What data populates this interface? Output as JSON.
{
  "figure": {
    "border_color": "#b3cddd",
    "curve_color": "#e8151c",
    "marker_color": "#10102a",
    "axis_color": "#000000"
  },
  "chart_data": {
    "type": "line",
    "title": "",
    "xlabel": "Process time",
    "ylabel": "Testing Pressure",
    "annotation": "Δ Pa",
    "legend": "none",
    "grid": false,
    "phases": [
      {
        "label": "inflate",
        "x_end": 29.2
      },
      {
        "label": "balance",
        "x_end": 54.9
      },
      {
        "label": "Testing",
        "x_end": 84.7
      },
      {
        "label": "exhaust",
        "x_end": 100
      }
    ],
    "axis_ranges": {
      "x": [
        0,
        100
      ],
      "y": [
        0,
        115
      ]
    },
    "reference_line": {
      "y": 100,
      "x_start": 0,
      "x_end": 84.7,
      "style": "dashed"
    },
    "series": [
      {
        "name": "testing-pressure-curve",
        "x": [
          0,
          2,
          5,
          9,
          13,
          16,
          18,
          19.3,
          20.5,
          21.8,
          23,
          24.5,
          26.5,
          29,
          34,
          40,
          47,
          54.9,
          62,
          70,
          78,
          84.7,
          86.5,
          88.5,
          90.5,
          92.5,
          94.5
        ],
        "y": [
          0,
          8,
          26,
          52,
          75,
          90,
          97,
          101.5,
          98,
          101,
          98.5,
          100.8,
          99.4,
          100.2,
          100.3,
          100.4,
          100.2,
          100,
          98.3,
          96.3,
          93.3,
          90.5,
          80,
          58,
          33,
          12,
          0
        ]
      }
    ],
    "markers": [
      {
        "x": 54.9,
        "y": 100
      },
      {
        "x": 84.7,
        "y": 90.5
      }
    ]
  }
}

- - - - -

*WHAT YOU SHOULD DO*
Write down the full listing again, exactly.

*WRITTEN RESPONSE*
What data populates this interface? Output as JSON.
{
  "figure": {
    "border_color": "#b3cddd",
    "curve_color": "#e8151c",
    "marker_color": "#10102a",
    "axis_color": "#000000"
  },
  "chart_data": {
    "type": "line",
    "title": "",
    "xlabel": "Process time",
    "ylabel": "Testing Pressure",
    "annotation": "Δ Pa",
    "legend": "none",
    "grid": false,
    "phases": [
      {
        "label": "inflate",
        "x_end": 29.2
      },
      {
        "label": "balance",
        "x_end": 54.9
      },
      {
        "label": "Testing",
        "x_end": 84.7
      },
      {
        "label": "exhaust",
        "x_end": 100
      }
    ],
    "axis_ranges": {
      "x": [
        0,
        100
      ],
      "y": [
        0,
        115
      ]
    },
    "reference_line": {
      "y": 100,
      "x_start": 0,
      "x_end": 84.7,
      "style": "dashed"
    },
    "series": [
      {
        "name": "testing-pressure-curve",
        "x": [
          0,
          2,
          5,
          9,
          13,
          16,
          18,
          19.3,
          20.5,
          21.8,
          23,
          24.5,
          26.5,
          29,
          34,
          40,
          47,
          54.9,
          62,
          70,
          78,
          84.7,
          86.5,
          88.5,
          90.5,
          92.5,
          94.5
        ],
        "y": [
          0,
          8,
          26,
          52,
          75,
          90,
          97,
          101.5,
          98,
          101,
          98.5,
          100.8,
          99.4,
          100.2,
          100.3,
          100.4,
          100.2,
          100,
          98.3,
          96.3,
          93.3,
          90.5,
          80,
          58,
          33,
          12,
          0
        ]
      }
    ],
    "markers": [
      {
        "x": 54.9,
        "y": 100
      },
      {
        "x": 84.7,
        "y": 90.5
      }
    ]
  }
}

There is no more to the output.